* LISTED ENTRIES:

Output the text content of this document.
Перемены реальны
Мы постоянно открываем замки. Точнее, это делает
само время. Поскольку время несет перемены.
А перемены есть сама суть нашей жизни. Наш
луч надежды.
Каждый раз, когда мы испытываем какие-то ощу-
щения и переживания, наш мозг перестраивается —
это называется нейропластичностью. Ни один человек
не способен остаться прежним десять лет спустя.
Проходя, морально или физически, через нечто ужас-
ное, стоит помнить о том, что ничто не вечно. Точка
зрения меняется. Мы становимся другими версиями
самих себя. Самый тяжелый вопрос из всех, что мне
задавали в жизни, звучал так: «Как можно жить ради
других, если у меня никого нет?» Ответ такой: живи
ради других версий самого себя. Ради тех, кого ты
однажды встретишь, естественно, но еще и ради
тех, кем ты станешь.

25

* TO DO: Across the entries, how many lines hold the word "ради"? Say only the number.

* REPLY: 3